_Exercise directions:_
Look at each line of the records and count those with "bride" in them. Please answer with the count alone.

(Records)
● ● ● ● ●

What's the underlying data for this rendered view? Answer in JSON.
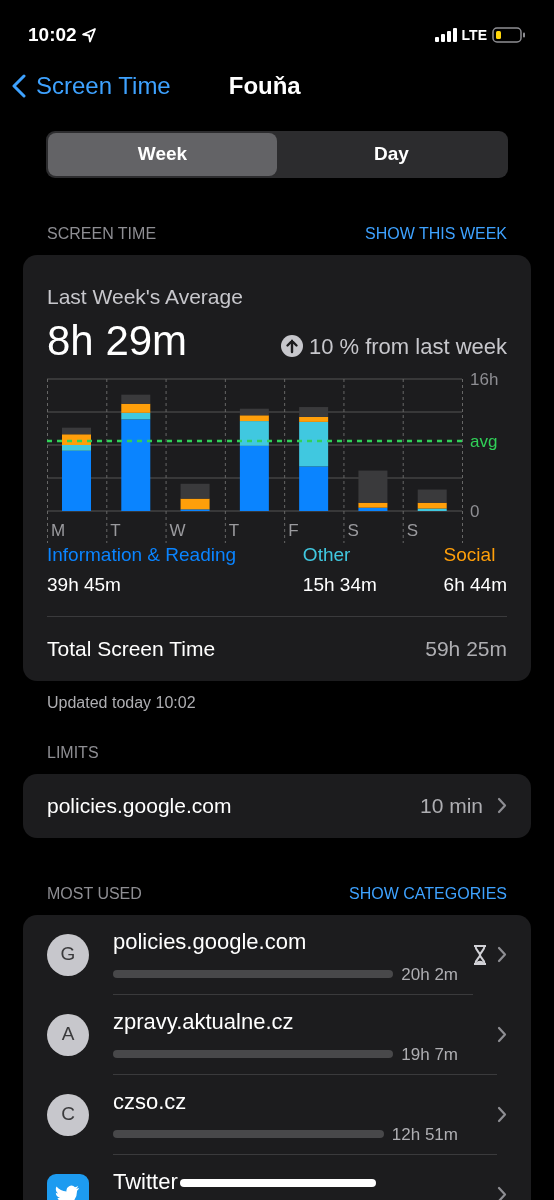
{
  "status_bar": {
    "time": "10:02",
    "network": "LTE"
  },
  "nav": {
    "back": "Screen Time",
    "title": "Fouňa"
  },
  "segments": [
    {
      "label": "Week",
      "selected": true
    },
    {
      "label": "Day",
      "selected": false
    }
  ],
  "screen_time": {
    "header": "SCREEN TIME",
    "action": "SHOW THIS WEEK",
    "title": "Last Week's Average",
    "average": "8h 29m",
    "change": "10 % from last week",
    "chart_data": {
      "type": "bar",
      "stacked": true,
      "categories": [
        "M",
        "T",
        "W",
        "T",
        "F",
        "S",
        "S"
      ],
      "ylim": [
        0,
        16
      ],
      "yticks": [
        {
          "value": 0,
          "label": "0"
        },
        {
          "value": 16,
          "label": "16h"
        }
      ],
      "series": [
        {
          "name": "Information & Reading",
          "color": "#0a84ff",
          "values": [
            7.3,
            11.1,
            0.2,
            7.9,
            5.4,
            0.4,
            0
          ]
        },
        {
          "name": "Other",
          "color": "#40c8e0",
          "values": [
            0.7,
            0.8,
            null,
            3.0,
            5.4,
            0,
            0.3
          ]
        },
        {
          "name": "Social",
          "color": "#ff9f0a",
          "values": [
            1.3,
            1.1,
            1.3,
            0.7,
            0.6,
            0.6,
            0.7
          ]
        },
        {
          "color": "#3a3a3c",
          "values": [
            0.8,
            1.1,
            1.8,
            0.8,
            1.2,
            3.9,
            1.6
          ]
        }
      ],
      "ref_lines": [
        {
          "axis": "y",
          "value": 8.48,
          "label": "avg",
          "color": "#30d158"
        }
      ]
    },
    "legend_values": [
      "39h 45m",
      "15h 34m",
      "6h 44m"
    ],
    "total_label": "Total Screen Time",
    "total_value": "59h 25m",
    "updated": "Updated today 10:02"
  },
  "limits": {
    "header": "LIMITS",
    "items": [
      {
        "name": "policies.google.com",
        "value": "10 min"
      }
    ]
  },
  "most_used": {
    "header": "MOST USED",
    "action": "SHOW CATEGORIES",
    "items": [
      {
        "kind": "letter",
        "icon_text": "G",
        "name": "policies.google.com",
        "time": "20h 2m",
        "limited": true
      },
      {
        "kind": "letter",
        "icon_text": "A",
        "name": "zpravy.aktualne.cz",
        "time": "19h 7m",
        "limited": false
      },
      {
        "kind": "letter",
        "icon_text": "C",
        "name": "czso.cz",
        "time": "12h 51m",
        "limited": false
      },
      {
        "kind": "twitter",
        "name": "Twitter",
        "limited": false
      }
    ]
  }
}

● ● ● ● ●

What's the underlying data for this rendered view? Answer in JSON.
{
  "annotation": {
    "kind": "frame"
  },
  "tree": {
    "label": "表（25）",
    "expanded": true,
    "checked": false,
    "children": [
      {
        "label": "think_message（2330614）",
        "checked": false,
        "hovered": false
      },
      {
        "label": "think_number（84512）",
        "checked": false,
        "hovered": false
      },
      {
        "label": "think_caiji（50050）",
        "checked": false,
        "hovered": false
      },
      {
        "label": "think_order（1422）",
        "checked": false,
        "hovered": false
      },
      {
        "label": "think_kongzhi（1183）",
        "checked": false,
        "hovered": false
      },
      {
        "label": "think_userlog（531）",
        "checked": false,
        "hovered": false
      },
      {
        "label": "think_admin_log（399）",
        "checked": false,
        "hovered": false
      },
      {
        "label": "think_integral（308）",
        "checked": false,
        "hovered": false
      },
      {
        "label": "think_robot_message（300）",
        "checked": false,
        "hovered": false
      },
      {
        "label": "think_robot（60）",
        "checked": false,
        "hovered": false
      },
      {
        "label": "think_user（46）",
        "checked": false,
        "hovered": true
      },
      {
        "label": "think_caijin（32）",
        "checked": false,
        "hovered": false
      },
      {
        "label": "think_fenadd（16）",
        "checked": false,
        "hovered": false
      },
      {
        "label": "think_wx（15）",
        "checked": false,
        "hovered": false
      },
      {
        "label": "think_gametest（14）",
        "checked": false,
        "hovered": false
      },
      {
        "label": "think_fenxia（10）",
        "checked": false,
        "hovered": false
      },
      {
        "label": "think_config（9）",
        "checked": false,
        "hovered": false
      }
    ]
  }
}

● ● ● ● ●

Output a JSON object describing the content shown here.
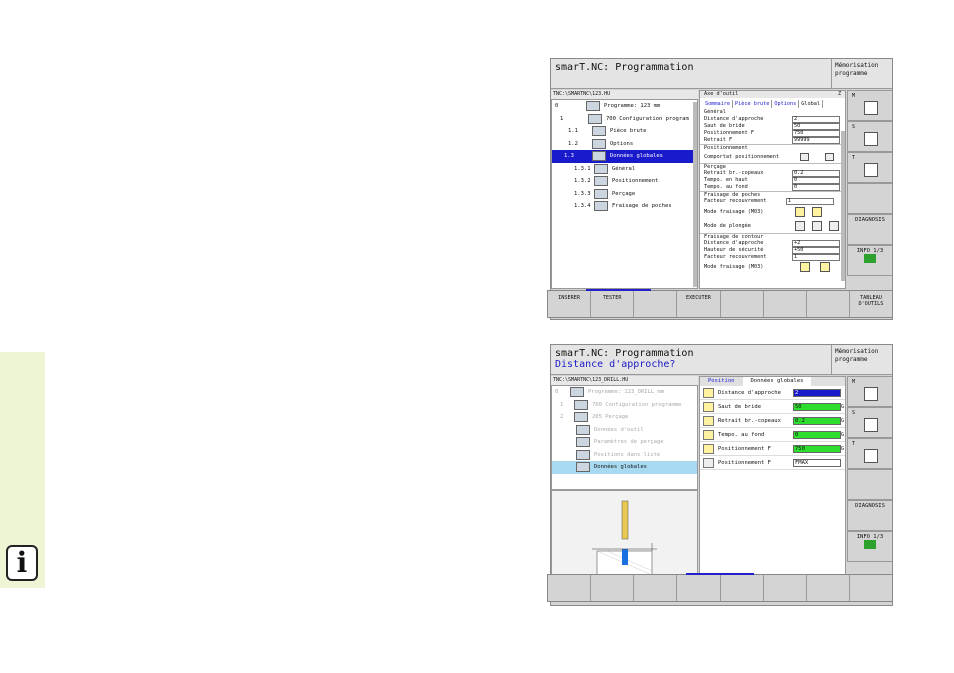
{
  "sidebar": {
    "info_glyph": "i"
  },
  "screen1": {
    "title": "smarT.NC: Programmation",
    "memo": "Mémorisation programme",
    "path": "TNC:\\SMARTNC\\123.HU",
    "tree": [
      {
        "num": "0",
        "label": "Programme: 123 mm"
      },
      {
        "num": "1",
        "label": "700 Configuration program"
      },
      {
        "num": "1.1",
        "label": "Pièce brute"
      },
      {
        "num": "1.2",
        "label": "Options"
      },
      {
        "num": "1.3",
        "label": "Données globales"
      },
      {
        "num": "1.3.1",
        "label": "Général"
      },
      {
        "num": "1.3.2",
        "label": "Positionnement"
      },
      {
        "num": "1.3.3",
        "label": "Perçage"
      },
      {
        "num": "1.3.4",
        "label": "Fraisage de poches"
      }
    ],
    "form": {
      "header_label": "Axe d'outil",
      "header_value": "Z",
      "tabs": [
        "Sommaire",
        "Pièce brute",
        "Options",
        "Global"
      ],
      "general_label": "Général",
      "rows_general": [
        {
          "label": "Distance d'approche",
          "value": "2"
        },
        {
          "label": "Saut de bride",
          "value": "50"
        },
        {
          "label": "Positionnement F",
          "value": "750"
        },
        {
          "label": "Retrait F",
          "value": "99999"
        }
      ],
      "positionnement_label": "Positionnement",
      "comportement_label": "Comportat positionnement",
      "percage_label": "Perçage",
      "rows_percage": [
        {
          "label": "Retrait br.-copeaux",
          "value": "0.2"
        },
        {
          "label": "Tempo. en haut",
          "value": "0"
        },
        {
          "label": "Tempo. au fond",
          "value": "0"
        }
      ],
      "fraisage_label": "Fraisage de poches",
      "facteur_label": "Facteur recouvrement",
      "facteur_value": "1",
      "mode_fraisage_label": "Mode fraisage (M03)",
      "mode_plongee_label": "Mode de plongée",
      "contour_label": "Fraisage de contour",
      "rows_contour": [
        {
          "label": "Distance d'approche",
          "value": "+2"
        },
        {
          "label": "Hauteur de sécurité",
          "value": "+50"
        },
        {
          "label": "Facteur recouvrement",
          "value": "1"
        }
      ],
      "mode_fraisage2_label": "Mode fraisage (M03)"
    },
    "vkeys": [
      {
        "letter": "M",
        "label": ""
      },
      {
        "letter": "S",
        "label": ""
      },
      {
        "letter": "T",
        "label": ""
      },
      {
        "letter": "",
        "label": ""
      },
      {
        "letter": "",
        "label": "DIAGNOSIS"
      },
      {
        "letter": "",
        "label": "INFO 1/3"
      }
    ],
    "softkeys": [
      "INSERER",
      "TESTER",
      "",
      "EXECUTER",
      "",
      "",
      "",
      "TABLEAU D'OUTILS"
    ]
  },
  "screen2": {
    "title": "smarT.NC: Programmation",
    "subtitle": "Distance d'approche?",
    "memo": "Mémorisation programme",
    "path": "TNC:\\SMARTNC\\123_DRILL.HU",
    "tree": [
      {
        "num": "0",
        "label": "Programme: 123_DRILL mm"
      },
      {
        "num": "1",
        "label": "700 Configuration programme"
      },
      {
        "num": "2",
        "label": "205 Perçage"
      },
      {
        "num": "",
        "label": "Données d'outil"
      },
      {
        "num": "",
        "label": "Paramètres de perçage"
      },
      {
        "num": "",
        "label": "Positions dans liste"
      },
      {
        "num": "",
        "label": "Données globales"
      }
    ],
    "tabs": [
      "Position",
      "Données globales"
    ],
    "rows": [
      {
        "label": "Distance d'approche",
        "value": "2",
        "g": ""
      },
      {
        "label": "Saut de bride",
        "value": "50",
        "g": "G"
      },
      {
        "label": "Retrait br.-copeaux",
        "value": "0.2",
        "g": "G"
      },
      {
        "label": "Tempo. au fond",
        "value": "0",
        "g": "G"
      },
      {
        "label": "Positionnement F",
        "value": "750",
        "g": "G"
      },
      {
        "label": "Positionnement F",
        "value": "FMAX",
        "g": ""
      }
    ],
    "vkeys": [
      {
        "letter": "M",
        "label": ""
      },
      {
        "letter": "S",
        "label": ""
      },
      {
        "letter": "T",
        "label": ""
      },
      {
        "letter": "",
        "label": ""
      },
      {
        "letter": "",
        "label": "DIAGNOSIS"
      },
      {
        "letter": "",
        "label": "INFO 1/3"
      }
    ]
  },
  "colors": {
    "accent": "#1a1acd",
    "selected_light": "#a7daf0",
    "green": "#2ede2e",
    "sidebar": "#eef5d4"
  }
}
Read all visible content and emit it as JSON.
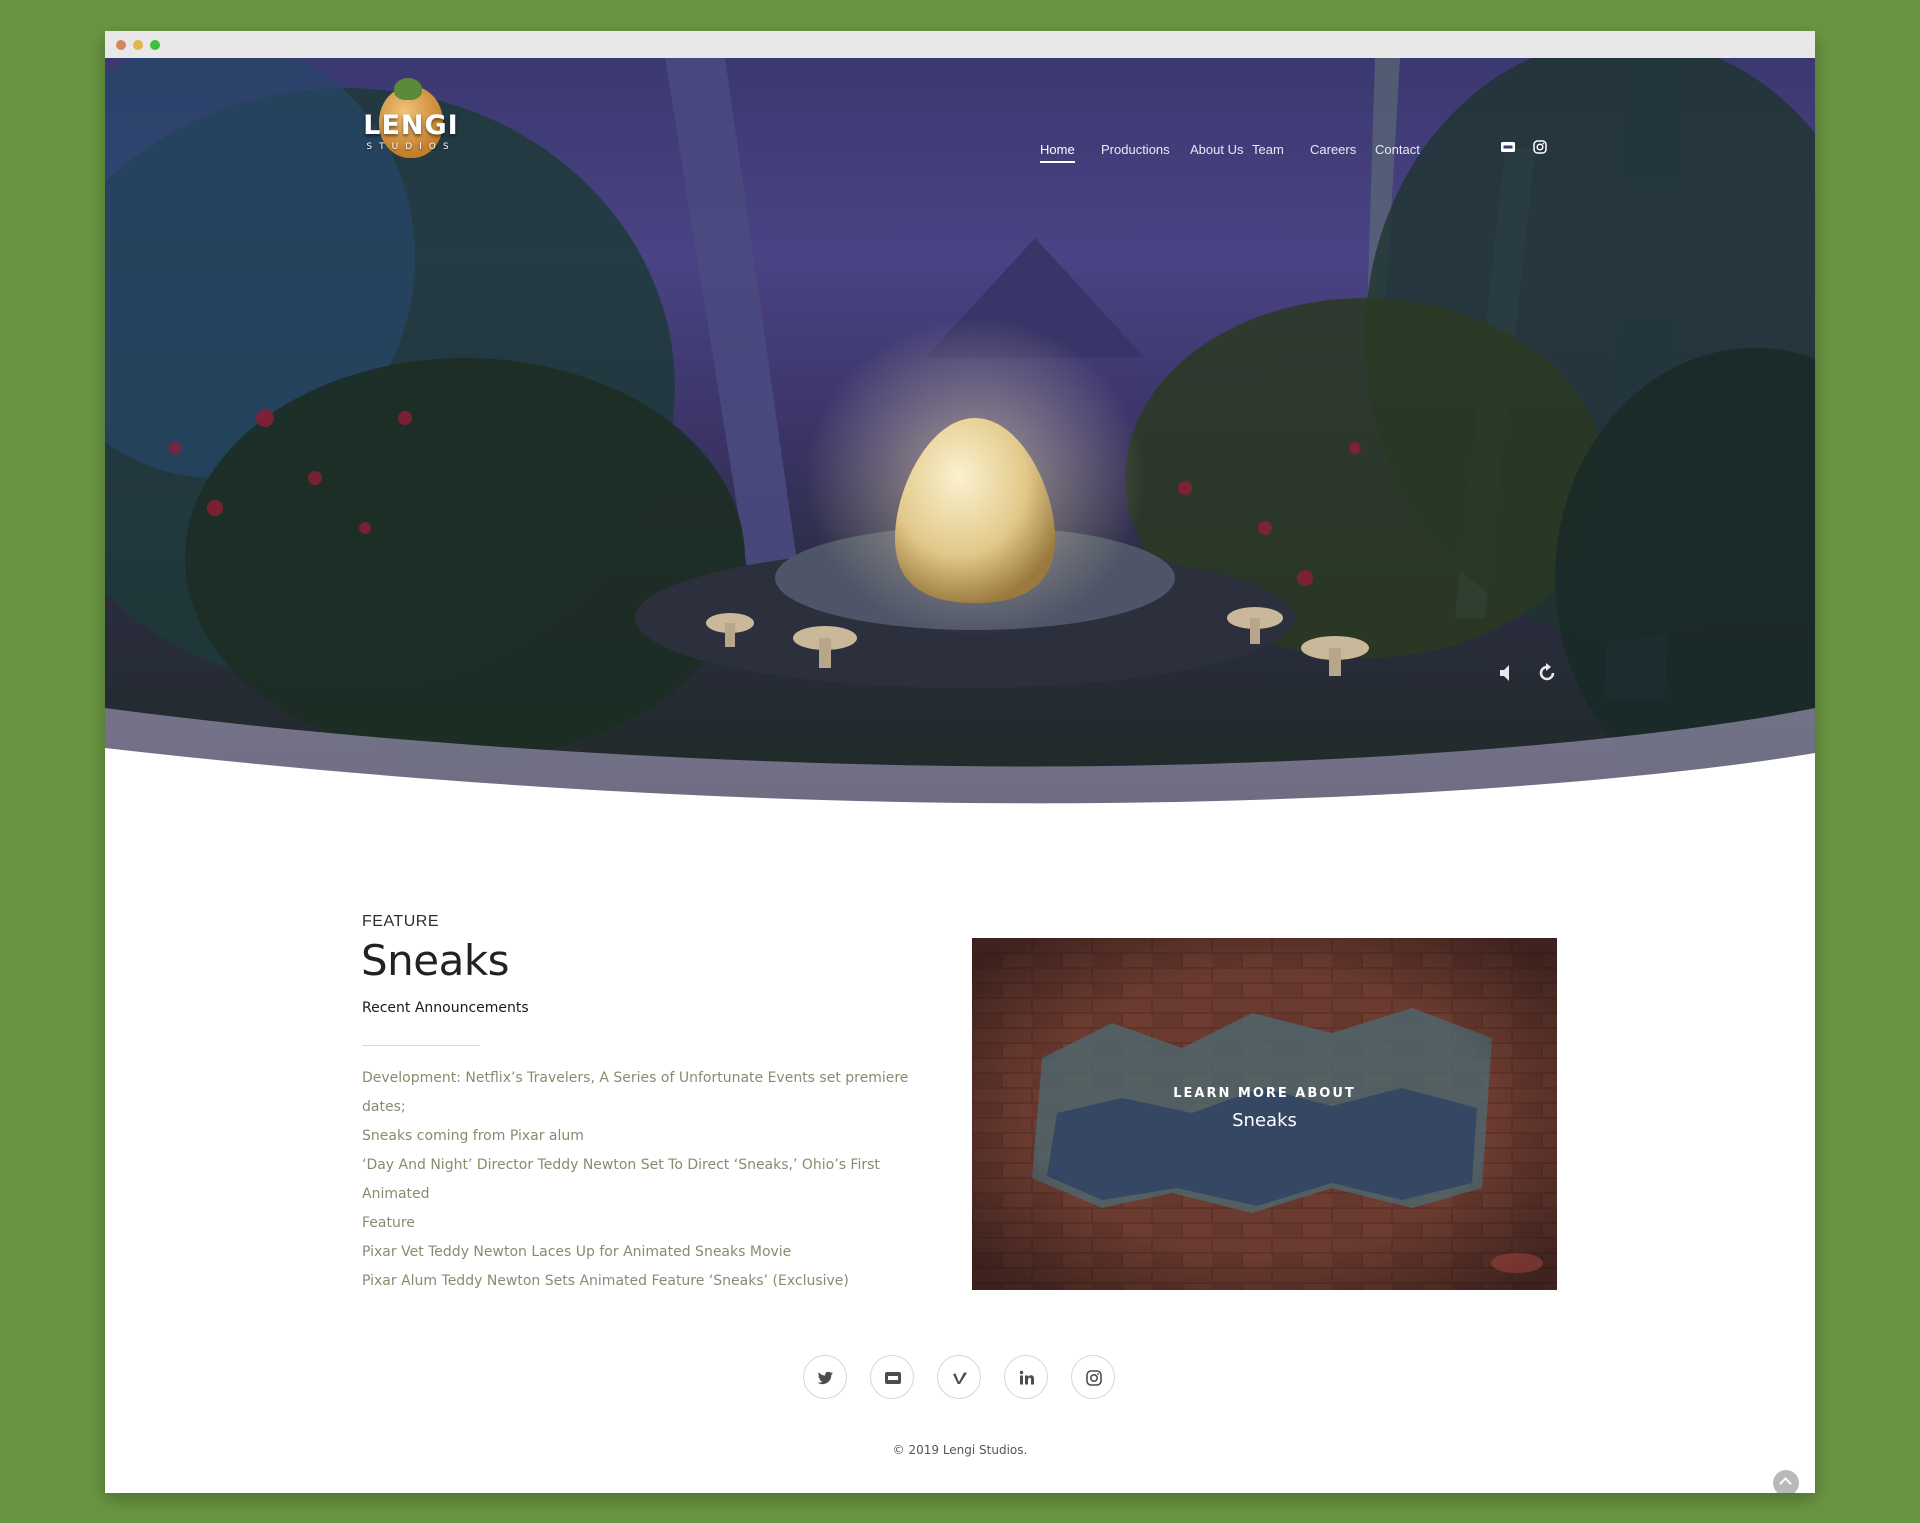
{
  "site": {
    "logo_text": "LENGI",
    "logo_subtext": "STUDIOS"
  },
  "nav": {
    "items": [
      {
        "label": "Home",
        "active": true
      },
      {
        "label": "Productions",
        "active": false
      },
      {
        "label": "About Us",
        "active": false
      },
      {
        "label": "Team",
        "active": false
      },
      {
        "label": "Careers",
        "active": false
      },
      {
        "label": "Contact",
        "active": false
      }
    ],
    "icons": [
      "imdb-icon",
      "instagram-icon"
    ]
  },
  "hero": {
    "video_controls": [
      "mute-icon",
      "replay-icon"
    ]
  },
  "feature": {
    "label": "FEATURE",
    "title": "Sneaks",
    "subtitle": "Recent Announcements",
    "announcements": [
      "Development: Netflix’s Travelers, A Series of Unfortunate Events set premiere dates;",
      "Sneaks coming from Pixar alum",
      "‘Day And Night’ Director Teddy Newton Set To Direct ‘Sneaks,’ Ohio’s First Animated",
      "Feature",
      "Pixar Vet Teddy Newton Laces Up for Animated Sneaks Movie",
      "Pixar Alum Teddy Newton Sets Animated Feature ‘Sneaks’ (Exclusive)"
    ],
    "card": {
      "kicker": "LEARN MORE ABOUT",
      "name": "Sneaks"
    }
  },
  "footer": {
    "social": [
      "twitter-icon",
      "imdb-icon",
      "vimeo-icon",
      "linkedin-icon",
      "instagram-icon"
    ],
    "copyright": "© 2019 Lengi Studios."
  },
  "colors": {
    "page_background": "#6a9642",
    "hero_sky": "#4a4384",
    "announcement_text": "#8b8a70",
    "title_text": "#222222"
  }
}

● ● ● ● ●

_Response to this exercise:_
2